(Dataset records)
□ □ □ □ □ □ □
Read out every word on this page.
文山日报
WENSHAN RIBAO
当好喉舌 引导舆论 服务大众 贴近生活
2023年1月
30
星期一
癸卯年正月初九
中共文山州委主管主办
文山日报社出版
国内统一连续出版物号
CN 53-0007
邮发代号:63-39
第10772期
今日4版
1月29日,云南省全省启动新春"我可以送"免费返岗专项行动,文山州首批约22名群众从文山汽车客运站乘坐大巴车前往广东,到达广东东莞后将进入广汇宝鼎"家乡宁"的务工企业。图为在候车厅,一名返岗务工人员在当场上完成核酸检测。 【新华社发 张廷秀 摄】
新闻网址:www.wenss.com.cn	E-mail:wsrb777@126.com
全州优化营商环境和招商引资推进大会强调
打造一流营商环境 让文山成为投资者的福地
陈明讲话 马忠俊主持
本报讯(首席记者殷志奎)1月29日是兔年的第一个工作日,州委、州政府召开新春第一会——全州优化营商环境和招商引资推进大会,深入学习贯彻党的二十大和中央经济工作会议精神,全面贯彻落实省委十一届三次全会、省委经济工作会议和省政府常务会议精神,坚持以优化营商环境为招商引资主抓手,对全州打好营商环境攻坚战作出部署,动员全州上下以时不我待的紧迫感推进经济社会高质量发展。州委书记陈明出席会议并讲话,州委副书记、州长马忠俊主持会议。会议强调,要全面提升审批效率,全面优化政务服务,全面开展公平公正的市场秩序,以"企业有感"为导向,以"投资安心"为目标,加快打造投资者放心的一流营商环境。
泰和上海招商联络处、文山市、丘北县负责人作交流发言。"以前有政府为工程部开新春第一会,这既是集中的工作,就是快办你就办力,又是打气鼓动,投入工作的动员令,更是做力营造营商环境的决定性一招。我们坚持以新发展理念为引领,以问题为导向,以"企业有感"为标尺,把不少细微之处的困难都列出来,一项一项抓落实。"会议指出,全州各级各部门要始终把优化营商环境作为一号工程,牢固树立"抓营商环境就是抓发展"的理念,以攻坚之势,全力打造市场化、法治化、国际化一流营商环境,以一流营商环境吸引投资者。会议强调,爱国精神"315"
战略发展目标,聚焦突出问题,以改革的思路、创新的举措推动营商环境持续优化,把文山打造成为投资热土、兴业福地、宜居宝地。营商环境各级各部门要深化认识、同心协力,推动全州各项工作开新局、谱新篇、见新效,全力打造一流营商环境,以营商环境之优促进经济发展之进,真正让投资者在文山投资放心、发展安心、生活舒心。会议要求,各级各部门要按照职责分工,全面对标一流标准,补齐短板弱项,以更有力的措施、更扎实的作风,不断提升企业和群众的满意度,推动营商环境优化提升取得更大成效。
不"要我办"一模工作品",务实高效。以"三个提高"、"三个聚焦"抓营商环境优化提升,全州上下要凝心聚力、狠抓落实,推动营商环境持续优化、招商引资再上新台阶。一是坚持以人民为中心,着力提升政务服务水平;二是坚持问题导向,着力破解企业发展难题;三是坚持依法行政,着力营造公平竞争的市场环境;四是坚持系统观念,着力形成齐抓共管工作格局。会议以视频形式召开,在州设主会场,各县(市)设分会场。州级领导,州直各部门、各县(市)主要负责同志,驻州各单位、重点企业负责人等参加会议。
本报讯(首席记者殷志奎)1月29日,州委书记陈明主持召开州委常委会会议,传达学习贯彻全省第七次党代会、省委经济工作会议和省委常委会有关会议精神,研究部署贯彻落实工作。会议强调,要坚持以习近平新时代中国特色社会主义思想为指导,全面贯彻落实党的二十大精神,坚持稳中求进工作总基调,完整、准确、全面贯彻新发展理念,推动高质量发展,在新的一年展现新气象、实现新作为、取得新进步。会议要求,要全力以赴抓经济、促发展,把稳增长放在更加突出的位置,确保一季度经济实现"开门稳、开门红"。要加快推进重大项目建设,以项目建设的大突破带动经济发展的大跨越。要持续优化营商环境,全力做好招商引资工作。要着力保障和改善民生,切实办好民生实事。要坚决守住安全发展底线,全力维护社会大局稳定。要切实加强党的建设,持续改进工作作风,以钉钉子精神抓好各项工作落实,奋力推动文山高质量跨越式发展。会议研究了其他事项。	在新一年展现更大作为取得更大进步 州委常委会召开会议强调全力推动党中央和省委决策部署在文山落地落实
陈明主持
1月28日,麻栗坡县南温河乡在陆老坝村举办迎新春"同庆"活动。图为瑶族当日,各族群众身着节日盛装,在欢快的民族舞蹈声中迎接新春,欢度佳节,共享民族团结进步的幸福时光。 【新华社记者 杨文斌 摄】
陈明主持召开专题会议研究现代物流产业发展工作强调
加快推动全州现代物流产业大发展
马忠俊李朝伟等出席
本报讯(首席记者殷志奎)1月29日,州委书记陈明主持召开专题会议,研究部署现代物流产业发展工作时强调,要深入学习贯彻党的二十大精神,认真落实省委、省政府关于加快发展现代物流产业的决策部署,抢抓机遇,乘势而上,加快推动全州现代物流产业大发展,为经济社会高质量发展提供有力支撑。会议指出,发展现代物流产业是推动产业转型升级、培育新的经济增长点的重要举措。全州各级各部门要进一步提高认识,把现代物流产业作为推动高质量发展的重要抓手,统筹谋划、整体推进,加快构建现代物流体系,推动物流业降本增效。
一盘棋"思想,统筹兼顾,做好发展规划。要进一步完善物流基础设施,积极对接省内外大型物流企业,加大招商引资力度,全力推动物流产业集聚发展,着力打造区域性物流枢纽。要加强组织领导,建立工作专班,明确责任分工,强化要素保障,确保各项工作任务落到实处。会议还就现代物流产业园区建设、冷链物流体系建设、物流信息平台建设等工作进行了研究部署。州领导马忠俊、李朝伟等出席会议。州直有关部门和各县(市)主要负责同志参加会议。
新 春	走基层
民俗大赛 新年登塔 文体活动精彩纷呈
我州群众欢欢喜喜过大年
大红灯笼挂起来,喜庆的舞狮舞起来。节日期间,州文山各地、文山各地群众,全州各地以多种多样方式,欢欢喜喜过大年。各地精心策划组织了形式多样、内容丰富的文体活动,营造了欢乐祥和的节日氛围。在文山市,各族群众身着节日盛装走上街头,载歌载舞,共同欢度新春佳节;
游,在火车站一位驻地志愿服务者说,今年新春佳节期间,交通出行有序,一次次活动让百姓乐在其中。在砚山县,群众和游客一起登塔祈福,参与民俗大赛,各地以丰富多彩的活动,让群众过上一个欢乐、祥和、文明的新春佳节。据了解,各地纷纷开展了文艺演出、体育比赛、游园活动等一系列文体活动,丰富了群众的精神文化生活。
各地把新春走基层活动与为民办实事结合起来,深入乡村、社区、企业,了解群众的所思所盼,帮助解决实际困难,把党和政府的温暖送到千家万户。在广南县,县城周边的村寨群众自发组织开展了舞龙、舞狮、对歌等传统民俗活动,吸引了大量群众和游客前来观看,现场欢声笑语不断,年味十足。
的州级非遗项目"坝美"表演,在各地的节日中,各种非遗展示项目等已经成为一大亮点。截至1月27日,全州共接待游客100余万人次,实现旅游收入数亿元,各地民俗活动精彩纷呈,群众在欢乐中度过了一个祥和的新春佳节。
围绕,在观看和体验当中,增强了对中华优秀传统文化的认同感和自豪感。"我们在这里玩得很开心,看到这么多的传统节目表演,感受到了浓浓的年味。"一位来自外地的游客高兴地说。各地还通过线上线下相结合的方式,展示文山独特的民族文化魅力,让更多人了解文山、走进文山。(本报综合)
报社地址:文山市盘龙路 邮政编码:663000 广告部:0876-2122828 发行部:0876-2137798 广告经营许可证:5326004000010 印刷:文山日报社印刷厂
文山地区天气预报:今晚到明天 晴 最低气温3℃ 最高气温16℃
□ □ □ □ □ □ □
_WORK REQUIRED_
Extract the entries above verbatim.

_SOLUTION FOR THIS TASK_
Read out every word on this page.
文山日报
WENSHAN RIBAO
当好喉舌 引导舆论 服务大众 贴近生活
2023年1月
30
星期一
癸卯年正月初九
中共文山州委主管主办
文山日报社出版
国内统一连续出版物号
CN 53-0007
邮发代号:63-39
第10772期
今日4版
1月29日,云南省全省启动新春"我可以送"免费返岗专项行动,文山州首批约22名群众从文山汽车客运站乘坐大巴车前往广东,到达广东东莞后将进入广汇宝鼎"家乡宁"的务工企业。图为在候车厅,一名返岗务工人员在当场上完成核酸检测。 【新华社发 张廷秀 摄】
新闻网址:www.wenss.com.cn	E-mail:wsrb777@126.com
全州优化营商环境和招商引资推进大会强调
打造一流营商环境 让文山成为投资者的福地
陈明讲话 马忠俊主持
本报讯(首席记者殷志奎)1月29日是兔年的第一个工作日,州委、州政府召开新春第一会——全州优化营商环境和招商引资推进大会,深入学习贯彻党的二十大和中央经济工作会议精神,全面贯彻落实省委十一届三次全会、省委经济工作会议和省政府常务会议精神,坚持以优化营商环境为招商引资主抓手,对全州打好营商环境攻坚战作出部署,动员全州上下以时不我待的紧迫感推进经济社会高质量发展。州委书记陈明出席会议并讲话,州委副书记、州长马忠俊主持会议。会议强调,要全面提升审批效率,全面优化政务服务,全面开展公平公正的市场秩序,以"企业有感"为导向,以"投资安心"为目标,加快打造投资者放心的一流营商环境。
泰和上海招商联络处、文山市、丘北县负责人作交流发言。"以前有政府为工程部开新春第一会,这既是集中的工作,就是快办你就办力,又是打气鼓动,投入工作的动员令,更是做力营造营商环境的决定性一招。我们坚持以新发展理念为引领,以问题为导向,以"企业有感"为标尺,把不少细微之处的困难都列出来,一项一项抓落实。"会议指出,全州各级各部门要始终把优化营商环境作为一号工程,牢固树立"抓营商环境就是抓发展"的理念,以攻坚之势,全力打造市场化、法治化、国际化一流营商环境,以一流营商环境吸引投资者。会议强调,爱国精神"315"
战略发展目标,聚焦突出问题,以改革的思路、创新的举措推动营商环境持续优化,把文山打造成为投资热土、兴业福地、宜居宝地。营商环境各级各部门要深化认识、同心协力,推动全州各项工作开新局、谱新篇、见新效,全力打造一流营商环境,以营商环境之优促进经济发展之进,真正让投资者在文山投资放心、发展安心、生活舒心。会议要求,各级各部门要按照职责分工,全面对标一流标准,补齐短板弱项,以更有力的措施、更扎实的作风,不断提升企业和群众的满意度,推动营商环境优化提升取得更大成效。
不"要我办"一模工作品",务实高效。以"三个提高"、"三个聚焦"抓营商环境优化提升,全州上下要凝心聚力、狠抓落实,推动营商环境持续优化、招商引资再上新台阶。一是坚持以人民为中心,着力提升政务服务水平;二是坚持问题导向,着力破解企业发展难题;三是坚持依法行政,着力营造公平竞争的市场环境;四是坚持系统观念,着力形成齐抓共管工作格局。会议以视频形式召开,在州设主会场,各县(市)设分会场。州级领导,州直各部门、各县(市)主要负责同志,驻州各单位、重点企业负责人等参加会议。
本报讯(首席记者殷志奎)1月29日,州委书记陈明主持召开州委常委会会议,传达学习贯彻全省第七次党代会、省委经济工作会议和省委常委会有关会议精神,研究部署贯彻落实工作。会议强调,要坚持以习近平新时代中国特色社会主义思想为指导,全面贯彻落实党的二十大精神,坚持稳中求进工作总基调,完整、准确、全面贯彻新发展理念,推动高质量发展,在新的一年展现新气象、实现新作为、取得新进步。会议要求,要全力以赴抓经济、促发展,把稳增长放在更加突出的位置,确保一季度经济实现"开门稳、开门红"。要加快推进重大项目建设,以项目建设的大突破带动经济发展的大跨越。要持续优化营商环境,全力做好招商引资工作。要着力保障和改善民生,切实办好民生实事。要坚决守住安全发展底线,全力维护社会大局稳定。要切实加强党的建设,持续改进工作作风,以钉钉子精神抓好各项工作落实,奋力推动文山高质量跨越式发展。会议研究了其他事项。	在新一年展现更大作为取得更大进步 州委常委会召开会议强调全力推动党中央和省委决策部署在文山落地落实
陈明主持
1月28日,麻栗坡县南温河乡在陆老坝村举办迎新春"同庆"活动。图为瑶族当日,各族群众身着节日盛装,在欢快的民族舞蹈声中迎接新春,欢度佳节,共享民族团结进步的幸福时光。 【新华社记者 杨文斌 摄】
陈明主持召开专题会议研究现代物流产业发展工作强调
加快推动全州现代物流产业大发展
马忠俊李朝伟等出席
本报讯(首席记者殷志奎)1月29日,州委书记陈明主持召开专题会议,研究部署现代物流产业发展工作时强调,要深入学习贯彻党的二十大精神,认真落实省委、省政府关于加快发展现代物流产业的决策部署,抢抓机遇,乘势而上,加快推动全州现代物流产业大发展,为经济社会高质量发展提供有力支撑。会议指出,发展现代物流产业是推动产业转型升级、培育新的经济增长点的重要举措。全州各级各部门要进一步提高认识,把现代物流产业作为推动高质量发展的重要抓手,统筹谋划、整体推进,加快构建现代物流体系,推动物流业降本增效。
一盘棋"思想,统筹兼顾,做好发展规划。要进一步完善物流基础设施,积极对接省内外大型物流企业,加大招商引资力度,全力推动物流产业集聚发展,着力打造区域性物流枢纽。要加强组织领导,建立工作专班,明确责任分工,强化要素保障,确保各项工作任务落到实处。会议还就现代物流产业园区建设、冷链物流体系建设、物流信息平台建设等工作进行了研究部署。州领导马忠俊、李朝伟等出席会议。州直有关部门和各县(市)主要负责同志参加会议。
新 春	走基层
民俗大赛 新年登塔 文体活动精彩纷呈
我州群众欢欢喜喜过大年
大红灯笼挂起来,喜庆的舞狮舞起来。节日期间,州文山各地、文山各地群众,全州各地以多种多样方式,欢欢喜喜过大年。各地精心策划组织了形式多样、内容丰富的文体活动,营造了欢乐祥和的节日氛围。在文山市,各族群众身着节日盛装走上街头,载歌载舞,共同欢度新春佳节;
游,在火车站一位驻地志愿服务者说,今年新春佳节期间,交通出行有序,一次次活动让百姓乐在其中。在砚山县,群众和游客一起登塔祈福,参与民俗大赛,各地以丰富多彩的活动,让群众过上一个欢乐、祥和、文明的新春佳节。据了解,各地纷纷开展了文艺演出、体育比赛、游园活动等一系列文体活动,丰富了群众的精神文化生活。
各地把新春走基层活动与为民办实事结合起来,深入乡村、社区、企业,了解群众的所思所盼,帮助解决实际困难,把党和政府的温暖送到千家万户。在广南县,县城周边的村寨群众自发组织开展了舞龙、舞狮、对歌等传统民俗活动,吸引了大量群众和游客前来观看,现场欢声笑语不断,年味十足。
的州级非遗项目"坝美"表演,在各地的节日中,各种非遗展示项目等已经成为一大亮点。截至1月27日,全州共接待游客100余万人次,实现旅游收入数亿元,各地民俗活动精彩纷呈,群众在欢乐中度过了一个祥和的新春佳节。
围绕,在观看和体验当中,增强了对中华优秀传统文化的认同感和自豪感。"我们在这里玩得很开心,看到这么多的传统节目表演,感受到了浓浓的年味。"一位来自外地的游客高兴地说。各地还通过线上线下相结合的方式,展示文山独特的民族文化魅力,让更多人了解文山、走进文山。(本报综合)
报社地址:文山市盘龙路 邮政编码:663000 广告部:0876-2122828 发行部:0876-2137798 广告经营许可证:5326004000010 印刷:文山日报社印刷厂
文山地区天气预报:今晚到明天 晴 最低气温3℃ 最高气温16℃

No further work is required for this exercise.